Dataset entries
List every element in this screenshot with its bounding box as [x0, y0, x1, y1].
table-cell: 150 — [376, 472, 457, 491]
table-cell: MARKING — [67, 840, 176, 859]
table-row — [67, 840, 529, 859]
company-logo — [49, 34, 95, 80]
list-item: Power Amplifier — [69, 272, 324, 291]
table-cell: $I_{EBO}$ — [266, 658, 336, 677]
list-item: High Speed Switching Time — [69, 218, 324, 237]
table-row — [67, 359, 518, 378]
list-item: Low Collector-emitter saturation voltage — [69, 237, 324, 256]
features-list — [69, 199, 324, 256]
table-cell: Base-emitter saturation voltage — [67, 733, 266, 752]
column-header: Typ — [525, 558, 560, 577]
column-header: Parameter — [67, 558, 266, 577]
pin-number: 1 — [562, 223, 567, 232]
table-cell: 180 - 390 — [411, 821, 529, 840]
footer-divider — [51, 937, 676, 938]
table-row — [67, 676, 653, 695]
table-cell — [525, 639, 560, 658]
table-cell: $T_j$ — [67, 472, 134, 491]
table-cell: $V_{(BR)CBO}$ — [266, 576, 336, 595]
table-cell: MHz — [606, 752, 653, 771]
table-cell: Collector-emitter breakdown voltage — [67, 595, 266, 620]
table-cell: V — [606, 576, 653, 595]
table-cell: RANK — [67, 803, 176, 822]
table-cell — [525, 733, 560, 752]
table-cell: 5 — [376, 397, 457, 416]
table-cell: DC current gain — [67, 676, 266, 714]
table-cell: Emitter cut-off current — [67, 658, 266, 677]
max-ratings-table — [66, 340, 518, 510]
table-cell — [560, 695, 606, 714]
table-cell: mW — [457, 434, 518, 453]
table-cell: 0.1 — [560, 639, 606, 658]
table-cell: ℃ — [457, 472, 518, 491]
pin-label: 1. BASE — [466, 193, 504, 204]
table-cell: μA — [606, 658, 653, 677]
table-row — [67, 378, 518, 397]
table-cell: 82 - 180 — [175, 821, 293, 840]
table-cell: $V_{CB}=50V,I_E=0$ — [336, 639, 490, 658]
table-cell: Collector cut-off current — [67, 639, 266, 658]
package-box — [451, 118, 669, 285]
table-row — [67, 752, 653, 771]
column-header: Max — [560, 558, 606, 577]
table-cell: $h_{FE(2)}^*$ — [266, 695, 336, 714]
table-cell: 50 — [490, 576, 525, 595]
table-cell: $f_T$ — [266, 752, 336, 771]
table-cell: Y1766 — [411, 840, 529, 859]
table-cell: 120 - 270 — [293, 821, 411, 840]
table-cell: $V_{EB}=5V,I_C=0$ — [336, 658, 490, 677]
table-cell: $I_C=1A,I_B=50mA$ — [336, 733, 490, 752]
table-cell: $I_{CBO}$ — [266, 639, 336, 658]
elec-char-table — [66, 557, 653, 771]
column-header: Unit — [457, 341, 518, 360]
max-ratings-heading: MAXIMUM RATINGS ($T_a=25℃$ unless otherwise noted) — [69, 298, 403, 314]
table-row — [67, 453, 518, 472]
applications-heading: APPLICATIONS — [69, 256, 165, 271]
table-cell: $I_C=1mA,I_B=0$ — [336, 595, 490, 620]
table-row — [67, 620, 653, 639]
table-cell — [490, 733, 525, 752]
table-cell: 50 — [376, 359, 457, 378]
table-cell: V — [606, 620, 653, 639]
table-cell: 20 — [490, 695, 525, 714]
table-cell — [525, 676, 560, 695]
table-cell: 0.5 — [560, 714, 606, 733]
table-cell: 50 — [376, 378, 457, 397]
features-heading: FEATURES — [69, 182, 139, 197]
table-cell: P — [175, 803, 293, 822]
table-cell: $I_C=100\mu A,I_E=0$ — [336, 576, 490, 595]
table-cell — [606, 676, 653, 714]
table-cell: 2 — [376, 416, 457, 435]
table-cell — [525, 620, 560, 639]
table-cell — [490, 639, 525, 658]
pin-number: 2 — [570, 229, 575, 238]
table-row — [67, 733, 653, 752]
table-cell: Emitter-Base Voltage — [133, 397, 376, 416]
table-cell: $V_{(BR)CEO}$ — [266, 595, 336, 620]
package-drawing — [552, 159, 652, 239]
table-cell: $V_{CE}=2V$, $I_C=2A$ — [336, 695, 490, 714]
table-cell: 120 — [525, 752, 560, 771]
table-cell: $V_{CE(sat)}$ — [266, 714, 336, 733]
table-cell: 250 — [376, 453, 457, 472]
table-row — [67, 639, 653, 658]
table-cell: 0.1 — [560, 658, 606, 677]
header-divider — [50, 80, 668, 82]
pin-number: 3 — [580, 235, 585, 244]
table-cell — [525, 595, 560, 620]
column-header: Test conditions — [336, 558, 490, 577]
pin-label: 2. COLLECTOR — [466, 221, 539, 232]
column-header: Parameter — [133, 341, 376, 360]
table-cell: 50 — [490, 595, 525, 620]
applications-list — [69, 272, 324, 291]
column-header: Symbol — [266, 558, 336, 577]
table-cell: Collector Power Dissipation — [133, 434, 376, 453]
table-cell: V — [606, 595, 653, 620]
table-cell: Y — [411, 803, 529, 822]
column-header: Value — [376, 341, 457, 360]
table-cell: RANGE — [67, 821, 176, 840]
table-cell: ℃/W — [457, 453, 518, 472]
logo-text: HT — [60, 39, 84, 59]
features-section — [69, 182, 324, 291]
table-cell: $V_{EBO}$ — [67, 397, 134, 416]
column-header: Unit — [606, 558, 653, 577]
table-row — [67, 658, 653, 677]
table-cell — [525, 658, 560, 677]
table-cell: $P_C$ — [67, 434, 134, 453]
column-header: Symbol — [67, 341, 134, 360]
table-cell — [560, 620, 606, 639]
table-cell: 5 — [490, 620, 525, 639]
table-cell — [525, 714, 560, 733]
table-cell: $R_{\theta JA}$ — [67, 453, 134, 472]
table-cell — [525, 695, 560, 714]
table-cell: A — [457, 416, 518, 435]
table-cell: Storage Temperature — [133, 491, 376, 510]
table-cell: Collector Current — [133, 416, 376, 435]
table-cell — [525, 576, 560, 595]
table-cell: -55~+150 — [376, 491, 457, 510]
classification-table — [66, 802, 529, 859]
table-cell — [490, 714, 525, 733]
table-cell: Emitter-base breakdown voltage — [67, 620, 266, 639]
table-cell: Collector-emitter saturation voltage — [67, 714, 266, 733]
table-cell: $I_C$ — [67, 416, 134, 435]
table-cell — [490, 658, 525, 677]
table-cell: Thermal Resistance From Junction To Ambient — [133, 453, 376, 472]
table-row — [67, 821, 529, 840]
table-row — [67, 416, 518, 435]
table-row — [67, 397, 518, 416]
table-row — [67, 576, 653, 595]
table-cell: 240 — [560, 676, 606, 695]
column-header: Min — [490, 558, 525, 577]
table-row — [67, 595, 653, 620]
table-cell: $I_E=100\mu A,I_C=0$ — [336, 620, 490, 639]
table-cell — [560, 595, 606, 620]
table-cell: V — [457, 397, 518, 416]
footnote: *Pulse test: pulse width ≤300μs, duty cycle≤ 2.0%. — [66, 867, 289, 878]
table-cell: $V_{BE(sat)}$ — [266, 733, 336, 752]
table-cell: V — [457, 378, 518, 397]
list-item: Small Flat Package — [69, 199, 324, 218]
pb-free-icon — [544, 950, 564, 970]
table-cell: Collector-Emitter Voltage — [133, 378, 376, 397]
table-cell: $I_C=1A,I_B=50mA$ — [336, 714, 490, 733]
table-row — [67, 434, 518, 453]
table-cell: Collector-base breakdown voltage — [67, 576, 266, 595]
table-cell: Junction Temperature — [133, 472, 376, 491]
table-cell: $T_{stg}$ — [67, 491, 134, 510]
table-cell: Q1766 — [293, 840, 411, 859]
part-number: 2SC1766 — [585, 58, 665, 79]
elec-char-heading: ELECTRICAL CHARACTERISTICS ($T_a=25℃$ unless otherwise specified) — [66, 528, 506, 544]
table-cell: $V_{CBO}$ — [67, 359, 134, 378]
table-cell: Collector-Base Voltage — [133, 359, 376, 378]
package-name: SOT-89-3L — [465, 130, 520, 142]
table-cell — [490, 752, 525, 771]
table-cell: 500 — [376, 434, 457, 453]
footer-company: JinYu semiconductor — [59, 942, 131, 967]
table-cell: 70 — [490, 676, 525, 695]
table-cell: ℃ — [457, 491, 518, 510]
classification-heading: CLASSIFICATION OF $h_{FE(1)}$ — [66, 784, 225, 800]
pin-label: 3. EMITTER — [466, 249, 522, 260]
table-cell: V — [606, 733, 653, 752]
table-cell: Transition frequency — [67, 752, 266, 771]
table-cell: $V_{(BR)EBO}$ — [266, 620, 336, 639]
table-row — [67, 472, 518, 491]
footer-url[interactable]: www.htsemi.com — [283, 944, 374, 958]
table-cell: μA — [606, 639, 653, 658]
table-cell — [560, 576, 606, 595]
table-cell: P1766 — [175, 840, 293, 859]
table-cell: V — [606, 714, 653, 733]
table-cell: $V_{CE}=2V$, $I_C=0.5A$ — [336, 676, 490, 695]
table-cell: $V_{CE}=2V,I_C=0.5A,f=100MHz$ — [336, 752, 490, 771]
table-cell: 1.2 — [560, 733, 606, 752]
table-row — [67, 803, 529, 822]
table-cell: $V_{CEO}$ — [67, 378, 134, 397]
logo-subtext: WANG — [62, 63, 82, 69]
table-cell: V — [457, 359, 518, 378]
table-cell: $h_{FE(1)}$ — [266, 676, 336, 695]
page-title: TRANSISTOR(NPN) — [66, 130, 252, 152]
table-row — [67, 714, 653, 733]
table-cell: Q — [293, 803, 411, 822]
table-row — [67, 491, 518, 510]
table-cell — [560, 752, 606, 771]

What is being asked: Reproduce the stretch from the start of the material through the line containing "list-item: Power Amplifier", with "table-cell" renamed to "grid-cell" and all else left as is.

Answer to this task:
List every element in this screenshot with its bounding box as [x0, y0, x1, y1].
grid-cell: 150 — [376, 472, 457, 491]
grid-cell: MARKING — [67, 840, 176, 859]
table-row — [67, 840, 529, 859]
company-logo — [49, 34, 95, 80]
list-item: Power Amplifier — [69, 272, 324, 291]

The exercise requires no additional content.